= Material for the task =
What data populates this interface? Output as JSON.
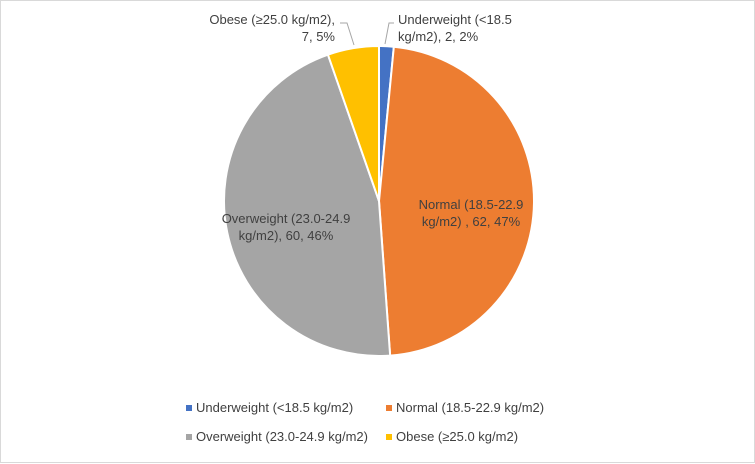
{
  "chart_data": {
    "type": "pie",
    "title": "",
    "legend_position": "bottom",
    "categories": [
      "Underweight (<18.5 kg/m2)",
      "Normal (18.5-22.9 kg/m2)",
      "Overweight (23.0-24.9 kg/m2)",
      "Obese (≥25.0 kg/m2)"
    ],
    "values": [
      2,
      62,
      60,
      7
    ],
    "percents": [
      2,
      47,
      46,
      5
    ],
    "colors": [
      "#4472C4",
      "#ED7D31",
      "#A5A5A5",
      "#FFC000"
    ],
    "data_labels": [
      [
        "Underweight (<18.5",
        "kg/m2), 2, 2%"
      ],
      [
        "Normal (18.5-22.9",
        "kg/m2) , 62, 47%"
      ],
      [
        "Overweight (23.0-24.9",
        "kg/m2), 60, 46%"
      ],
      [
        "Obese (≥25.0 kg/m2),",
        "7, 5%"
      ]
    ]
  }
}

= Problem statement =
Provide the number of lines in the entries that include "Underweight", and no other text.

= Exercise output =
2